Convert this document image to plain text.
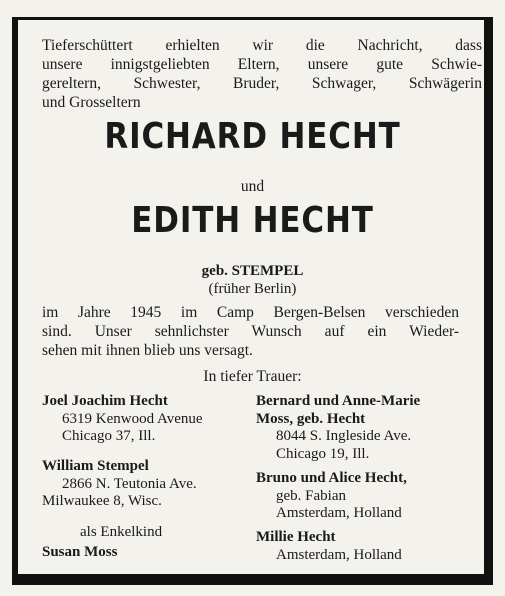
Tieferschüttert erhielten wir die Nachricht, dass
unsere innigstgeliebten Eltern, unsere gute Schwie-
gereltern, Schwester, Bruder, Schwager, Schwägerin
und Grosseltern
RICHARD HECHT
und
EDITH HECHT
geb. STEMPEL
(früher Berlin)
im Jahre 1945 im Camp Bergen-Belsen verschieden
sind. Unser sehnlichster Wunsch auf ein Wieder-
sehen mit ihnen blieb uns versagt.
In tiefer Trauer:
Joel Joachim Hecht
6319 Kenwood Avenue
Chicago 37, Ill.
William Stempel
2866 N. Teutonia Ave.
Milwaukee 8, Wisc.
als Enkelkind
Susan Moss
Bernard und Anne-Marie
Moss, geb. Hecht
8044 S. Ingleside Ave.
Chicago 19, Ill.
Bruno und Alice Hecht,
geb. Fabian
Amsterdam, Holland
Millie Hecht
Amsterdam, Holland
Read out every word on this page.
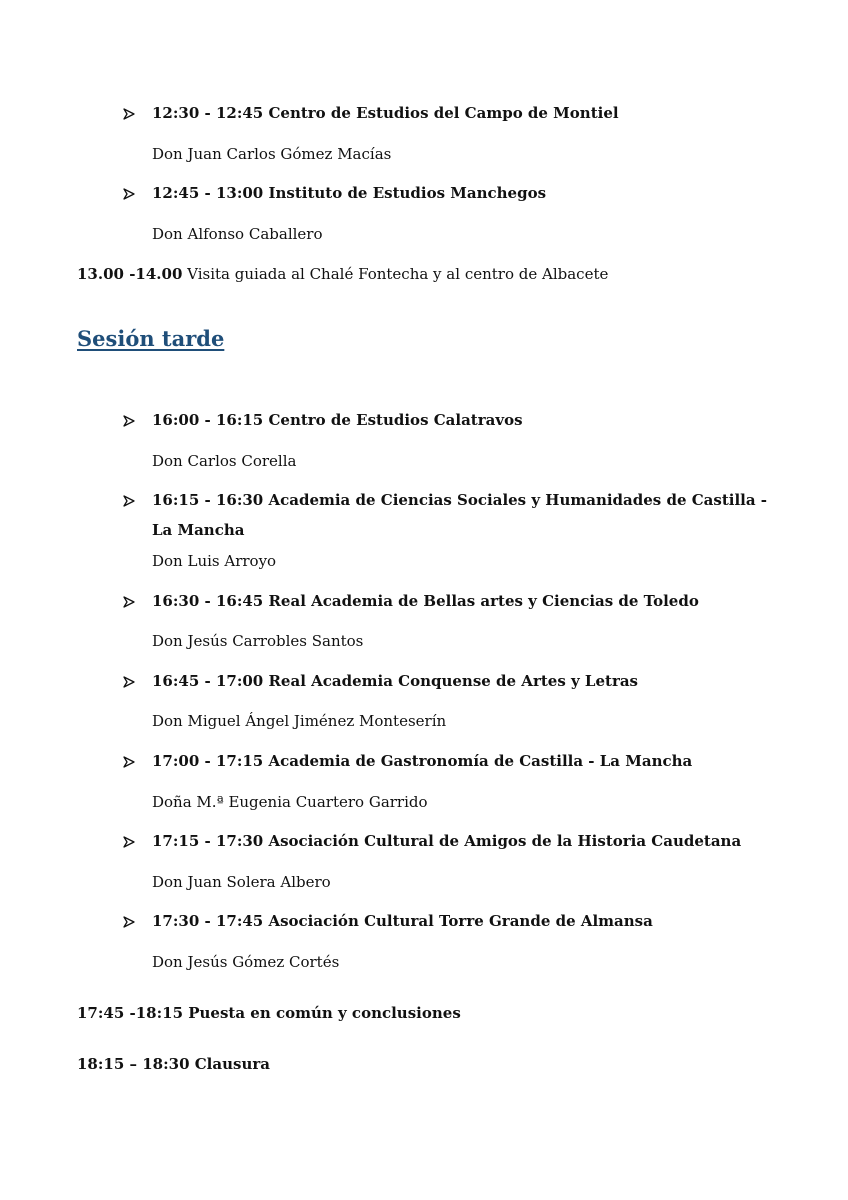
12:30 - 12:45 Centro de Estudios del Campo de Montiel
Don Juan Carlos Gómez Macías
12:45 - 13:00 Instituto de Estudios Manchegos
Don Alfonso Caballero
13.00 -14.00 Visita guiada al Chalé Fontecha y al centro de Albacete
Sesión tarde
16:00 - 16:15 Centro de Estudios Calatravos
Don Carlos Corella
16:15 - 16:30 Academia de Ciencias Sociales y Humanidades de Castilla - La Mancha
Don Luis Arroyo
16:30 - 16:45 Real Academia de Bellas artes y Ciencias de Toledo
Don Jesús Carrobles Santos
16:45 - 17:00 Real Academia Conquense de Artes y Letras
Don Miguel Ángel Jiménez Monteserín
17:00 - 17:15 Academia de Gastronomía de Castilla - La Mancha
Doña M.ª Eugenia Cuartero Garrido
17:15 - 17:30 Asociación Cultural de Amigos de la Historia Caudetana
Don Juan Solera Albero
17:30 - 17:45 Asociación Cultural Torre Grande de Almansa
Don Jesús Gómez Cortés
17:45 -18:15 Puesta en común y conclusiones
18:15 – 18:30 Clausura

-------------------------

PROBLEM DESCRIPTION
Transcribe the whole listing exactly. Pictures stay out of your copy.

FULL RESPONSE
Convert this document image to plain text.
Tieferschüttert erhielten wir die Nachricht, dass
unsere innigstgeliebten Eltern, unsere gute Schwie-
gereltern, Schwester, Bruder, Schwager, Schwägerin
und Grosseltern
RICHARD HECHT
und
EDITH HECHT
geb. STEMPEL
(früher Berlin)
im Jahre 1945 im Camp Bergen-Belsen verschieden
sind. Unser sehnlichster Wunsch auf ein Wieder-
sehen mit ihnen blieb uns versagt.
In tiefer Trauer:
Joel Joachim Hecht
6319 Kenwood Avenue
Chicago 37, Ill.
William Stempel
2866 N. Teutonia Ave.
Milwaukee 8, Wisc.
als Enkelkind
Susan Moss
Bernard und Anne-Marie
Moss, geb. Hecht
8044 S. Ingleside Ave.
Chicago 19, Ill.
Bruno und Alice Hecht,
geb. Fabian
Amsterdam, Holland
Millie Hecht
Amsterdam, Holland
Read out every word on this page.
12:30 - 12:45 Centro de Estudios del Campo de Montiel
Don Juan Carlos Gómez Macías
12:45 - 13:00 Instituto de Estudios Manchegos
Don Alfonso Caballero
13.00 -14.00 Visita guiada al Chalé Fontecha y al centro de Albacete
Sesión tarde
16:00 - 16:15 Centro de Estudios Calatravos
Don Carlos Corella
16:15 - 16:30 Academia de Ciencias Sociales y Humanidades de Castilla - La Mancha
Don Luis Arroyo
16:30 - 16:45 Real Academia de Bellas artes y Ciencias de Toledo
Don Jesús Carrobles Santos
16:45 - 17:00 Real Academia Conquense de Artes y Letras
Don Miguel Ángel Jiménez Monteserín
17:00 - 17:15 Academia de Gastronomía de Castilla - La Mancha
Doña M.ª Eugenia Cuartero Garrido
17:15 - 17:30 Asociación Cultural de Amigos de la Historia Caudetana
Don Juan Solera Albero
17:30 - 17:45 Asociación Cultural Torre Grande de Almansa
Don Jesús Gómez Cortés
17:45 -18:15 Puesta en común y conclusiones
18:15 – 18:30 Clausura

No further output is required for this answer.